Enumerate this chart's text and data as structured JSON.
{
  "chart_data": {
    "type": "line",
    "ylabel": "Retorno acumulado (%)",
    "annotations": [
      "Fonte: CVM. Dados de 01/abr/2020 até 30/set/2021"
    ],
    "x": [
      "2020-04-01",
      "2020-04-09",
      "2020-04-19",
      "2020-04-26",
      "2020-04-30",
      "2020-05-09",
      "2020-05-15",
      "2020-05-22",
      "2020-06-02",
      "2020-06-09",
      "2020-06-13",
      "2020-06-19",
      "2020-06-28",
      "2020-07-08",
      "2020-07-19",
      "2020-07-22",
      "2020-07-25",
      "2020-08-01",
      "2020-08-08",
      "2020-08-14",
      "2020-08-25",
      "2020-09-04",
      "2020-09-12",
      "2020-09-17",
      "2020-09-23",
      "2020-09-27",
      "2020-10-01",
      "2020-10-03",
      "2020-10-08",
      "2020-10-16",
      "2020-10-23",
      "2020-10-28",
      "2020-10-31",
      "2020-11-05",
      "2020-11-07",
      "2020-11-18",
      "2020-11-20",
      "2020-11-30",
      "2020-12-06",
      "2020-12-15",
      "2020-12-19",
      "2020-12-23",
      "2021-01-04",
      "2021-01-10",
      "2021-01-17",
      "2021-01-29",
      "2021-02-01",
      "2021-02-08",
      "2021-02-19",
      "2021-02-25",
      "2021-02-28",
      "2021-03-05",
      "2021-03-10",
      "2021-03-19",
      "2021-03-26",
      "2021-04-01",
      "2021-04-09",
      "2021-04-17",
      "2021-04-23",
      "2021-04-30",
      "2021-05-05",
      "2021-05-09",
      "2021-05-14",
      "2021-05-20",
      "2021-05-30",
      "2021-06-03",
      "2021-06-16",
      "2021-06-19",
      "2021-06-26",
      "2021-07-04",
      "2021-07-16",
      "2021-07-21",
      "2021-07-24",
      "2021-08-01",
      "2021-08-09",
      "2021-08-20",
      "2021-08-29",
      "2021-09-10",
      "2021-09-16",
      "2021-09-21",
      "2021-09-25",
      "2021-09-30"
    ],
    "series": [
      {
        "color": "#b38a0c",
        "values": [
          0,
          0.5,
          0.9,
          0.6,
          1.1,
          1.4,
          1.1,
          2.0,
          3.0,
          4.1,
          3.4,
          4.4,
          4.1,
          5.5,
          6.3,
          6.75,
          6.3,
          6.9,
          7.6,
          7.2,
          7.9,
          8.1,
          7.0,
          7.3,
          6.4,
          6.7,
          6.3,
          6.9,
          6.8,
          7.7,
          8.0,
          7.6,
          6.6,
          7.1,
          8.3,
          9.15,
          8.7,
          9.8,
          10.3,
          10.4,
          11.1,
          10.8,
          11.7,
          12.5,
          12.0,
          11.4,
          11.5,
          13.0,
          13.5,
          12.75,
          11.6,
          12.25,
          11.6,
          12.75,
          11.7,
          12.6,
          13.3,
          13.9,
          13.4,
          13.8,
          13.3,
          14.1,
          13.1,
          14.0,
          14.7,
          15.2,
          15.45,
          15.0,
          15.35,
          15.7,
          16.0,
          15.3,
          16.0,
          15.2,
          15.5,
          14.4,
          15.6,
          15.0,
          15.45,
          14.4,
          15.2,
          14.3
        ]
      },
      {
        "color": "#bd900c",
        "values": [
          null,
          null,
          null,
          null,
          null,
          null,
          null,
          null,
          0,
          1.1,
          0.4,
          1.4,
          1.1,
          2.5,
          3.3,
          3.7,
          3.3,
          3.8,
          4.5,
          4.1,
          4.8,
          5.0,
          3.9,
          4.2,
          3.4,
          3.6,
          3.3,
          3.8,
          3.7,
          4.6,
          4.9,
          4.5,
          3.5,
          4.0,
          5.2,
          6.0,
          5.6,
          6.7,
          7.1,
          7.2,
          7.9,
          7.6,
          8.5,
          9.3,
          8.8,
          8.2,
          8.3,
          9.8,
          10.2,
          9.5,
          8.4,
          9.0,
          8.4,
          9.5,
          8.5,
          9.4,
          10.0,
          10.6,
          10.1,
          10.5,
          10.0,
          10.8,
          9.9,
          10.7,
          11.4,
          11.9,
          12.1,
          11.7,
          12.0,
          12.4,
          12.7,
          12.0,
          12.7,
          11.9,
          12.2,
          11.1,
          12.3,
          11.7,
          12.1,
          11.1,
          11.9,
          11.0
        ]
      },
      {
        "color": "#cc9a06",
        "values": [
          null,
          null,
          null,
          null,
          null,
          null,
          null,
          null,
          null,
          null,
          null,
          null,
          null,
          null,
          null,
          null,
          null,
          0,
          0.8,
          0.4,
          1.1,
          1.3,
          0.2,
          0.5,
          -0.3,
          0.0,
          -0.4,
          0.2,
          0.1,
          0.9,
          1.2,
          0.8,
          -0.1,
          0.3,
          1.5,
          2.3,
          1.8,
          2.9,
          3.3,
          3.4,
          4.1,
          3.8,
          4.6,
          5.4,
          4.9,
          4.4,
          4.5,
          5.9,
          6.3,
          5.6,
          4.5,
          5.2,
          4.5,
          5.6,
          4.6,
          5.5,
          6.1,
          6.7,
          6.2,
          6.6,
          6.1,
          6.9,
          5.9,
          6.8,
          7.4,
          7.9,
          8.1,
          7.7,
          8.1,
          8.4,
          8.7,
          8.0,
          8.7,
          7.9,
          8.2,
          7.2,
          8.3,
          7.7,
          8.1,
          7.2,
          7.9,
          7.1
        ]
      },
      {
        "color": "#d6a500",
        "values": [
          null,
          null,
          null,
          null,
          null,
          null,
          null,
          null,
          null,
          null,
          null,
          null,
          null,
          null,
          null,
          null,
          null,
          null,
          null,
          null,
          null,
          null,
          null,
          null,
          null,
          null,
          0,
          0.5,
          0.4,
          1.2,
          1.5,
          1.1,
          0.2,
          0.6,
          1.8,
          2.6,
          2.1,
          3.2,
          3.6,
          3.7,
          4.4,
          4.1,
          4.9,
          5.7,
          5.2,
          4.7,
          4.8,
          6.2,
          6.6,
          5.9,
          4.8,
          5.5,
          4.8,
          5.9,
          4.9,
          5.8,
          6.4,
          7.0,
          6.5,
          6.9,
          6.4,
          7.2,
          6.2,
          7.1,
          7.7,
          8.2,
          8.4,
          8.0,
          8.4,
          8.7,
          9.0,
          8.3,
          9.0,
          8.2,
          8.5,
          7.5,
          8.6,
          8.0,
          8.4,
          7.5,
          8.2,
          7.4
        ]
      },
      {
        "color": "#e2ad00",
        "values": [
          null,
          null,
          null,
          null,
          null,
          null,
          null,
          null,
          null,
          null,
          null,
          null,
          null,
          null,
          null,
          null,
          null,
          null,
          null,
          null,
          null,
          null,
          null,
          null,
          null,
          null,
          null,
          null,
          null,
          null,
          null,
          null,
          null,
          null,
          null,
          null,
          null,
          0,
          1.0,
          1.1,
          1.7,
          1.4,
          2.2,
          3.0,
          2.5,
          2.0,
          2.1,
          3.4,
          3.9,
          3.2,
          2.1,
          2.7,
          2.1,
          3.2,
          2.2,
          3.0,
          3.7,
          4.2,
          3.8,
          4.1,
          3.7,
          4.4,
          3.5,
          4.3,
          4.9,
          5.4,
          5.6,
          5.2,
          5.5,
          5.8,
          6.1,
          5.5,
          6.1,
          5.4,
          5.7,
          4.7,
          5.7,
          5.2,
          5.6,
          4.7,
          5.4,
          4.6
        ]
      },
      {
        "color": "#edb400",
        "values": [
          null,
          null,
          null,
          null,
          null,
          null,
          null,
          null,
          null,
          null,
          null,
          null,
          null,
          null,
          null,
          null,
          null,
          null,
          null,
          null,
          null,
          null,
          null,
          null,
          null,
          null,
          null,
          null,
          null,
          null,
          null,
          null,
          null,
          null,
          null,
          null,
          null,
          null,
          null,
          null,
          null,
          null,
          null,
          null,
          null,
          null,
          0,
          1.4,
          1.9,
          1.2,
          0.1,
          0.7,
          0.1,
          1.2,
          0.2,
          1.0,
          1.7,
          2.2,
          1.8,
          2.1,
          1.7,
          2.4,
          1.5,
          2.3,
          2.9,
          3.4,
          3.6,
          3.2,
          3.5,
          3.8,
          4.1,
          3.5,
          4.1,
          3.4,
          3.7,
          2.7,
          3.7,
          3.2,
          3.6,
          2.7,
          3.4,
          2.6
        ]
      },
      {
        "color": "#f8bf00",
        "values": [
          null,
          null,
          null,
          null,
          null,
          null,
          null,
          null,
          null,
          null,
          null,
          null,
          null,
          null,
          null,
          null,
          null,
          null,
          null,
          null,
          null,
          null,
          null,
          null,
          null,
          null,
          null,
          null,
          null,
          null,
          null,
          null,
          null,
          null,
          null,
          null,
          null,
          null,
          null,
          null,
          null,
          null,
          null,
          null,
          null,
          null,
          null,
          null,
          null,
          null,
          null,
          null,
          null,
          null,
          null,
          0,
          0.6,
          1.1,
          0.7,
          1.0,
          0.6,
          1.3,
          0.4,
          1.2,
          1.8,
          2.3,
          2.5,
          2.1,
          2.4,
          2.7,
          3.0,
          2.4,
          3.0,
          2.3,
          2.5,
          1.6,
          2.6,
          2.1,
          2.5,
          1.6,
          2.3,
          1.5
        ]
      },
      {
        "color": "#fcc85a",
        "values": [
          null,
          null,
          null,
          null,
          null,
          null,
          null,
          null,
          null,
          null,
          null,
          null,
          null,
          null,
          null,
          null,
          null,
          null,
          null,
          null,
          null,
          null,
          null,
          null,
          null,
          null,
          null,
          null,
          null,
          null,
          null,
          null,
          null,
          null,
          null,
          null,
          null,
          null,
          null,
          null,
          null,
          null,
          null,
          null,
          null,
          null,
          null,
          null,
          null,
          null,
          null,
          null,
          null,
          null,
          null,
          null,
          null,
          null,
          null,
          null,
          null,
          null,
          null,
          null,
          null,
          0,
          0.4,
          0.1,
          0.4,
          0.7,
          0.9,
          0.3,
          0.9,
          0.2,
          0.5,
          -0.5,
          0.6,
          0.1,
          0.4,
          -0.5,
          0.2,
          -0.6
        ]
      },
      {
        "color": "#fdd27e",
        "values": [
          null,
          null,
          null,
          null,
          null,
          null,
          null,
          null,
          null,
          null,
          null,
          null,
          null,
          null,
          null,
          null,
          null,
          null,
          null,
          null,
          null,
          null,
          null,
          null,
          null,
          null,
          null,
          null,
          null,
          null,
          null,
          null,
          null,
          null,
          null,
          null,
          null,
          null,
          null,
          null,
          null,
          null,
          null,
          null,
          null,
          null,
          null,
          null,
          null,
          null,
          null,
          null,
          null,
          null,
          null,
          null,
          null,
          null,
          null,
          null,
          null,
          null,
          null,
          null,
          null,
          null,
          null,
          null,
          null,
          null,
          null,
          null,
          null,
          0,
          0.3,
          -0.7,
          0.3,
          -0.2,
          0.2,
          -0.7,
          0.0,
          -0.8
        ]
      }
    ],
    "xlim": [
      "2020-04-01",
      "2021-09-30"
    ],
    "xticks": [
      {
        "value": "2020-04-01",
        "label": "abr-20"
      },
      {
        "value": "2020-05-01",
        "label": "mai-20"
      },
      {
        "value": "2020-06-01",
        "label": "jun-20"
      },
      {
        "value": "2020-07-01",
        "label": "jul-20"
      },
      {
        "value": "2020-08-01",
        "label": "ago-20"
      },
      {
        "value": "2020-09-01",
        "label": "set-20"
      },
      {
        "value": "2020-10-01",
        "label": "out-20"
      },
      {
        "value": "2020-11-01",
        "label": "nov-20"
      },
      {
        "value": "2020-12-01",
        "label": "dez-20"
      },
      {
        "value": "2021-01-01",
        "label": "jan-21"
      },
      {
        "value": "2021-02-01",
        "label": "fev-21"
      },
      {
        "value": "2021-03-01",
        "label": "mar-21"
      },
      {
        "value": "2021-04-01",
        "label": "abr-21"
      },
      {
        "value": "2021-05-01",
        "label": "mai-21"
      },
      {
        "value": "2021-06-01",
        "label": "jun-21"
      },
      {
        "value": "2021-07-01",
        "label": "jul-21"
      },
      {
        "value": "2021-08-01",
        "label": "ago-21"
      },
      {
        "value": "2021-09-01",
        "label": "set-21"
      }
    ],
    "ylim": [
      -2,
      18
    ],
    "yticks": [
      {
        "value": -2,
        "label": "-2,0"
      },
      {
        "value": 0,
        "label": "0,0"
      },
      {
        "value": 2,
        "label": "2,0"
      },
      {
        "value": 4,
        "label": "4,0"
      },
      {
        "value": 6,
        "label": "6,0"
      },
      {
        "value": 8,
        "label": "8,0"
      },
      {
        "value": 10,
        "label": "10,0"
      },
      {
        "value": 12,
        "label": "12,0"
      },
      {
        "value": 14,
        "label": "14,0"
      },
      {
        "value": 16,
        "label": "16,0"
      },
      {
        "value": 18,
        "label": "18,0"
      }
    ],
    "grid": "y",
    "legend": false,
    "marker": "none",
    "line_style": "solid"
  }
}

## PROBLEM STATEMENT
Wherever "color" shows up in a line, copy that line.

## COMPLETE ANSWER
        "color": "#b38a0c",
        "color": "#bd900c",
        "color": "#cc9a06",
        "color": "#d6a500",
        "color": "#e2ad00",
        "color": "#edb400",
        "color": "#f8bf00",
        "color": "#fcc85a",
        "color": "#fdd27e",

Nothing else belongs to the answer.